**Problem description**: Copy each line below in which the string "rgba" occurs.
>> start
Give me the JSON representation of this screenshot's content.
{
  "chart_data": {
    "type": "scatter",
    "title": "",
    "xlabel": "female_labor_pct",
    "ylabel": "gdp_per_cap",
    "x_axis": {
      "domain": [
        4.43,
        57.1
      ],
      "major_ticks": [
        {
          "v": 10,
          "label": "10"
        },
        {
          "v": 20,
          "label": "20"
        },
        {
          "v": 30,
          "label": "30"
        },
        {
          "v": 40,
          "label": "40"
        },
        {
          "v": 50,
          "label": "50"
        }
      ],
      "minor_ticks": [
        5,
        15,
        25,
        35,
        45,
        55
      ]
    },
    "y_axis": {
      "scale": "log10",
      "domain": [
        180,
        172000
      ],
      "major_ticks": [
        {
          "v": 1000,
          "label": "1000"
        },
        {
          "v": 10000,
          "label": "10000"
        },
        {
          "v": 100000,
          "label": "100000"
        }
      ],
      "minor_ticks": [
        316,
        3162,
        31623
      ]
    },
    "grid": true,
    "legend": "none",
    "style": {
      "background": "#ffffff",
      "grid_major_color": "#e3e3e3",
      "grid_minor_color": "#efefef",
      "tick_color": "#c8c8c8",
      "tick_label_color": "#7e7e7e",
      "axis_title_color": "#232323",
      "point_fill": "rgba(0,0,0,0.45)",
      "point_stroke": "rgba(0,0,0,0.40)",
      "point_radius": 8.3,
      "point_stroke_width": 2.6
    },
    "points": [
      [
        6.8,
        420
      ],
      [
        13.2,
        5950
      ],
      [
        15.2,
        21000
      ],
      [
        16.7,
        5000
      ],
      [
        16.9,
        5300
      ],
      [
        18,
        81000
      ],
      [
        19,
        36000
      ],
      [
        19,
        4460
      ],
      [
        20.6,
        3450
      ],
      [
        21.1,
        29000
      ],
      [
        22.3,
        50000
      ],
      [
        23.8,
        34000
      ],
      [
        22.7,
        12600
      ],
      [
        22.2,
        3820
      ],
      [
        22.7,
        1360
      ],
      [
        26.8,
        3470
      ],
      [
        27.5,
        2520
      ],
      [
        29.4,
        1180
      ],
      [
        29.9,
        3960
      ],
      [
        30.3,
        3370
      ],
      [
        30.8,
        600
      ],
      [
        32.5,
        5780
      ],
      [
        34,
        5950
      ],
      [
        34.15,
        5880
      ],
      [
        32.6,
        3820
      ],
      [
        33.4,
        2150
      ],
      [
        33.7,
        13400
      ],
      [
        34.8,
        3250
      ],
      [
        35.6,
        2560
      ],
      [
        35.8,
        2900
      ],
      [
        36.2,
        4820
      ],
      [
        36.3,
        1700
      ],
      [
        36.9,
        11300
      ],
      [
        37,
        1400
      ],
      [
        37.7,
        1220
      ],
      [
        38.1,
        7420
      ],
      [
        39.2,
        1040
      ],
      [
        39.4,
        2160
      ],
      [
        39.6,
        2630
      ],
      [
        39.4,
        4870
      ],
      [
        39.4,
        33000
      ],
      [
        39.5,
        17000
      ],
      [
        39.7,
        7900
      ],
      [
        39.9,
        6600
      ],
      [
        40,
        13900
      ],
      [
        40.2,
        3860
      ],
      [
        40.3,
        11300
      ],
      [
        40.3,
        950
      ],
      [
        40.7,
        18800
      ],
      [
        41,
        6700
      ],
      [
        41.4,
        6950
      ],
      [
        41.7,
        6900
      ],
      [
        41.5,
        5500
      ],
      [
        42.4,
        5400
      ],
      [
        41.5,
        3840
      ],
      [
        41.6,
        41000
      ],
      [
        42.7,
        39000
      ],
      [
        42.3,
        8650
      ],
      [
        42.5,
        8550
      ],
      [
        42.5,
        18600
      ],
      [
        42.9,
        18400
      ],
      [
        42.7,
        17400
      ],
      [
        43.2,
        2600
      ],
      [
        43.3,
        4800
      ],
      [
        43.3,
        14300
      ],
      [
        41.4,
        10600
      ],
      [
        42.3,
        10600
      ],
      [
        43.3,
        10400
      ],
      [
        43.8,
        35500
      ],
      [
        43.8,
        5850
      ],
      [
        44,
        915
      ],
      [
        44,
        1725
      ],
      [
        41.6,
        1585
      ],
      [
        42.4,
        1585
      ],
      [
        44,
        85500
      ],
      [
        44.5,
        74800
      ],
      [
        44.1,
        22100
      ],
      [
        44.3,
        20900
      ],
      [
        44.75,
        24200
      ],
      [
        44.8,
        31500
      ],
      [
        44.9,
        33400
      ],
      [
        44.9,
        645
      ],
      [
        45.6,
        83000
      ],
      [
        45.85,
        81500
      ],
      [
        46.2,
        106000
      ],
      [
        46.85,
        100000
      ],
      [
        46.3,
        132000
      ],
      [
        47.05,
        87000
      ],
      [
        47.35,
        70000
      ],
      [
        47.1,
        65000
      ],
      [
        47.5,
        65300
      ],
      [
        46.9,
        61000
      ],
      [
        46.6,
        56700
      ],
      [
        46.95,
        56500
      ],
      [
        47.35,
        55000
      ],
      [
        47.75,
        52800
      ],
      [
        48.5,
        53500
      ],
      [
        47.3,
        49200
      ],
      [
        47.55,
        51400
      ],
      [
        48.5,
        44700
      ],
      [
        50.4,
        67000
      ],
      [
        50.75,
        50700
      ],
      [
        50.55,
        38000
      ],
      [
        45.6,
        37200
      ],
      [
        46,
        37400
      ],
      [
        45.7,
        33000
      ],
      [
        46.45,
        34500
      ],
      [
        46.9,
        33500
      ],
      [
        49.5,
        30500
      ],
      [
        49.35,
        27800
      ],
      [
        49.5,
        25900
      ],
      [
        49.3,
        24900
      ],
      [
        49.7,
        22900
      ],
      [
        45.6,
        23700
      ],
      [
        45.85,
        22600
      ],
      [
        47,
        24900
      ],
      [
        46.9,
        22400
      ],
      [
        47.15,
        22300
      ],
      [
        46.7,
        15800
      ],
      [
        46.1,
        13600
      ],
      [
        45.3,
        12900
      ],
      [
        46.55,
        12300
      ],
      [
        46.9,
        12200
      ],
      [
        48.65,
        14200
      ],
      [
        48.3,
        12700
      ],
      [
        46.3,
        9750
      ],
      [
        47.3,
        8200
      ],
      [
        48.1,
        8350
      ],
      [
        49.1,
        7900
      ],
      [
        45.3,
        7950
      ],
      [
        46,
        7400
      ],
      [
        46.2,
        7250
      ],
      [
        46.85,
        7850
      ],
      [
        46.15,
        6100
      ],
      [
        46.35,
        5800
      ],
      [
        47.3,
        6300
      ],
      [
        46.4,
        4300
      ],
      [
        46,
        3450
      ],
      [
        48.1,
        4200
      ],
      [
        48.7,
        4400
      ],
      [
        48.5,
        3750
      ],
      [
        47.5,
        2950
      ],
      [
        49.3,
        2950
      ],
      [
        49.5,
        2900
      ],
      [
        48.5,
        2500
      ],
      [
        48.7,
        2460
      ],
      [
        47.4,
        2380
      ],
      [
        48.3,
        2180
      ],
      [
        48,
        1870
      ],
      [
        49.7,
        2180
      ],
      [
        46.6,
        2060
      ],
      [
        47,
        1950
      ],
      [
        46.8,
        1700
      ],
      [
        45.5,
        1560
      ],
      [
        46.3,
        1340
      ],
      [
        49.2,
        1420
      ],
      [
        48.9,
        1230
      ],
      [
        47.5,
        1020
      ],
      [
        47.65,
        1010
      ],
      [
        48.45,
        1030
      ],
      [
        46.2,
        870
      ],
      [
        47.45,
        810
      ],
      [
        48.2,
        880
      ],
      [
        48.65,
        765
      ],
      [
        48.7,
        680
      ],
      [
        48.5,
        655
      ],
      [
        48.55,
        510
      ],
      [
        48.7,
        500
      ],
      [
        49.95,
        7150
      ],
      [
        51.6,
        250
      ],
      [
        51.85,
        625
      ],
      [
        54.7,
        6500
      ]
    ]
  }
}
>> end
**Exercise output**:
      "point_fill": "rgba(0,0,0,0.45)",
      "point_stroke": "rgba(0,0,0,0.40)",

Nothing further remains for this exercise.